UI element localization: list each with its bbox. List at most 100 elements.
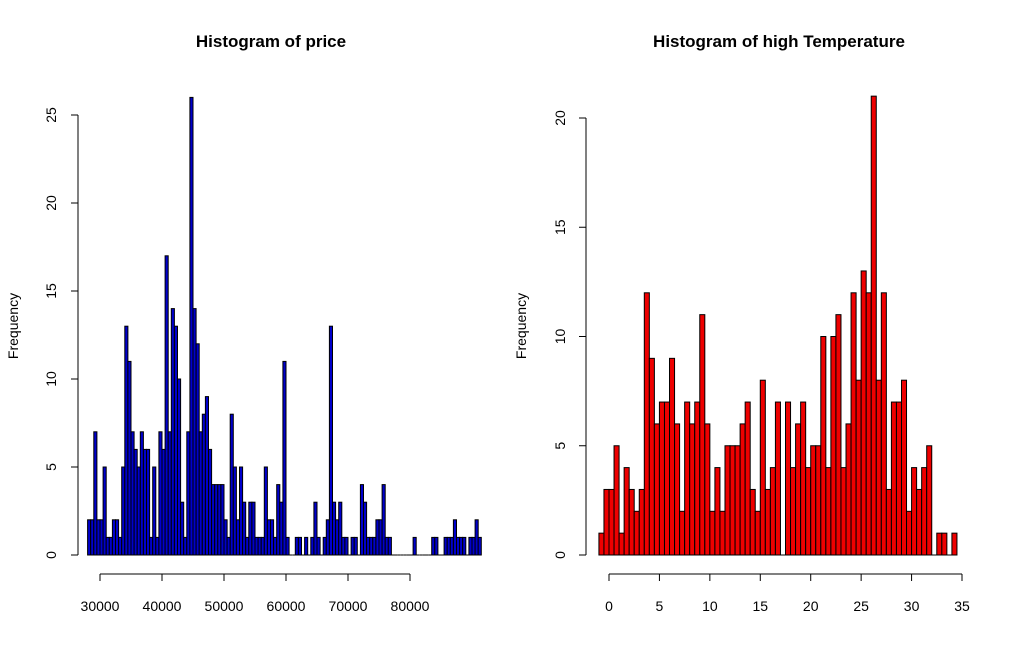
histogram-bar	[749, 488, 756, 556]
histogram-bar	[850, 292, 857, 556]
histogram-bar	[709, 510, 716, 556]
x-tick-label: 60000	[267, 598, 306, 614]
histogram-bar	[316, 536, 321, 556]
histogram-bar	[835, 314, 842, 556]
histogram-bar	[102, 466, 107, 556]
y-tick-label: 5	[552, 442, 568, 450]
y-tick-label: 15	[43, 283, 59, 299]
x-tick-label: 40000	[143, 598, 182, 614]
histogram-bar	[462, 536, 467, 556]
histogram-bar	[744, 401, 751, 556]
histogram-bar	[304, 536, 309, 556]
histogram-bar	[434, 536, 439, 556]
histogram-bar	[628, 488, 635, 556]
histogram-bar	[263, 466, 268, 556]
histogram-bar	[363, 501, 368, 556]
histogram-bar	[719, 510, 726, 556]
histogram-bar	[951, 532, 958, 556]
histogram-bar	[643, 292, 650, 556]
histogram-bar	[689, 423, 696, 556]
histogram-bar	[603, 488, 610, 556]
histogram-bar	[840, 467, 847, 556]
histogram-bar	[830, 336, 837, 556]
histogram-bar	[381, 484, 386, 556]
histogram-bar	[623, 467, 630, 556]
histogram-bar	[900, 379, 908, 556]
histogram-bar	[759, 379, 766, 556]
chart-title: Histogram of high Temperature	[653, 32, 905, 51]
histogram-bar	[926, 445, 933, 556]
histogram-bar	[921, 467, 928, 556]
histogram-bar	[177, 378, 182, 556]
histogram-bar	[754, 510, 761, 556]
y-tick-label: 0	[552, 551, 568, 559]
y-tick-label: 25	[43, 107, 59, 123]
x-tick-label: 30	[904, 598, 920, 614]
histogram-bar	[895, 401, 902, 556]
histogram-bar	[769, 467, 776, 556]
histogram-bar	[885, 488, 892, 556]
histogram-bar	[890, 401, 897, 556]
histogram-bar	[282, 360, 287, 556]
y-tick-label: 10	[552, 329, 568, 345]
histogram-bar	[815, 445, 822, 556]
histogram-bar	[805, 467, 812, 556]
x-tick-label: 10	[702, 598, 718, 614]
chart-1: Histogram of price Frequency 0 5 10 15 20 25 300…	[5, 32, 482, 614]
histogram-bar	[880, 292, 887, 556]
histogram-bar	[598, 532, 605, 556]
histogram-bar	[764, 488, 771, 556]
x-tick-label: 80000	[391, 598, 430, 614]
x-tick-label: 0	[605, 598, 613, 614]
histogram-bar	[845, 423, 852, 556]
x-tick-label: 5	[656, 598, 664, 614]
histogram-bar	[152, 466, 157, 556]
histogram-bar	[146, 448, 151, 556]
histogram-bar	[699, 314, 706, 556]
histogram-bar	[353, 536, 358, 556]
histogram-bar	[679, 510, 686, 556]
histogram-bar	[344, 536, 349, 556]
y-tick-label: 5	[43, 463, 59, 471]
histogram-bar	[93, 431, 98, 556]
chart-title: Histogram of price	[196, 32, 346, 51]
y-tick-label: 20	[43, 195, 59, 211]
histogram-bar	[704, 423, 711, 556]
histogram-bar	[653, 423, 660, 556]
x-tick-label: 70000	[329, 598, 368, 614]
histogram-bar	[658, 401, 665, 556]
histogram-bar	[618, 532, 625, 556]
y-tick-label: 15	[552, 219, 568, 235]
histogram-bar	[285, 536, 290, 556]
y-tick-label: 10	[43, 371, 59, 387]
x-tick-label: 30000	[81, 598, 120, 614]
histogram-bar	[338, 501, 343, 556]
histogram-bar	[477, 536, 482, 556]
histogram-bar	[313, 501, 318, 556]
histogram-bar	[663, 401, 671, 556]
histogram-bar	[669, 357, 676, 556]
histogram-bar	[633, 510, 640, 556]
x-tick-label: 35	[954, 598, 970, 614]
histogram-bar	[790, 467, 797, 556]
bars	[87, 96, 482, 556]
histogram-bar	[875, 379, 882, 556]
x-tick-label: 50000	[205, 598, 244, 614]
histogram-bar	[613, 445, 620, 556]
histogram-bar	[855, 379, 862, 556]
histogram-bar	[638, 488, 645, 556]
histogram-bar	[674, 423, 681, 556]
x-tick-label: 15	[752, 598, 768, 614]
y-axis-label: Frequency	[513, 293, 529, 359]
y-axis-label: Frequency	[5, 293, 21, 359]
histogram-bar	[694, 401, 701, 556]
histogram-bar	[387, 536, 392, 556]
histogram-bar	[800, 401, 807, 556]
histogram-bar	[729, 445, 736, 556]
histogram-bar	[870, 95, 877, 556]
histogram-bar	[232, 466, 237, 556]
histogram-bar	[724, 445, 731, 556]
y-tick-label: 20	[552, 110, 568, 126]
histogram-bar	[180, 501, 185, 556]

==

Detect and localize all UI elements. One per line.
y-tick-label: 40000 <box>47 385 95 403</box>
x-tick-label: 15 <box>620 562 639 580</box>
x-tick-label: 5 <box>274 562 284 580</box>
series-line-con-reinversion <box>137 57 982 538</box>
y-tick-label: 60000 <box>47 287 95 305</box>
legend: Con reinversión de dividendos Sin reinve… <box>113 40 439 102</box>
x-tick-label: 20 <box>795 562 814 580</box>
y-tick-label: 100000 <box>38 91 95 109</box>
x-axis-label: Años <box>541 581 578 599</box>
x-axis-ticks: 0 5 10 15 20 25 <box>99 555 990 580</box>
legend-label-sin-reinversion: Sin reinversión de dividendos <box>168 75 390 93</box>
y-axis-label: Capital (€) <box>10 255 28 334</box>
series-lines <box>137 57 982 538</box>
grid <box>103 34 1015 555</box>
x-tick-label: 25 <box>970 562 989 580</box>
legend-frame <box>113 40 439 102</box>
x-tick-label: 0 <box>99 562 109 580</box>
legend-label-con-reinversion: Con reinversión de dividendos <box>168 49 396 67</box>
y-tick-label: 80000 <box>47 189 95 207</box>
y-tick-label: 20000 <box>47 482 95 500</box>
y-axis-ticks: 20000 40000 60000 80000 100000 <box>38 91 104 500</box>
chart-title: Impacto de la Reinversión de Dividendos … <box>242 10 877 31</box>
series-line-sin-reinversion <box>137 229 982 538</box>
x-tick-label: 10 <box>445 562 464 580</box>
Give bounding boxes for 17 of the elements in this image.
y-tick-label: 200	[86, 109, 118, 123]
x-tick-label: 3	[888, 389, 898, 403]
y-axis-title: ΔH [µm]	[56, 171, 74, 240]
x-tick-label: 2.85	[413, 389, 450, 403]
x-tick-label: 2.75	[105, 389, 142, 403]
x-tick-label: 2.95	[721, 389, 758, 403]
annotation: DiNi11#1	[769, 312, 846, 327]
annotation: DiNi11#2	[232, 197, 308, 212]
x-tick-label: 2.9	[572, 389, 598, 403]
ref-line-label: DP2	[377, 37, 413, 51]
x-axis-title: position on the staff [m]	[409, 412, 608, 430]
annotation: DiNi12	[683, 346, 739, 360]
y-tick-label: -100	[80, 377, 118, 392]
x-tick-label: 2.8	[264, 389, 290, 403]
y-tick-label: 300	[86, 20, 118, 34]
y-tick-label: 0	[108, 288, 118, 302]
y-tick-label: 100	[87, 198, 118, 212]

• **Given instruction**
Reproduce verbatim the part of the entries that opens with the line containing "Detect and localize" and closes with the line containing "y-axis-label: Capital (€)", including both of those lines.

• **Answer for the task**
Detect and localize all UI elements. One per line.
y-tick-label: 40000 <box>47 385 95 403</box>
x-tick-label: 15 <box>620 562 639 580</box>
x-tick-label: 5 <box>274 562 284 580</box>
series-line-con-reinversion <box>137 57 982 538</box>
y-tick-label: 60000 <box>47 287 95 305</box>
legend: Con reinversión de dividendos Sin reinve… <box>113 40 439 102</box>
x-tick-label: 20 <box>795 562 814 580</box>
y-tick-label: 100000 <box>38 91 95 109</box>
x-axis-label: Años <box>541 581 578 599</box>
x-axis-ticks: 0 5 10 15 20 25 <box>99 555 990 580</box>
legend-label-sin-reinversion: Sin reinversión de dividendos <box>168 75 390 93</box>
y-axis-label: Capital (€) <box>10 255 28 334</box>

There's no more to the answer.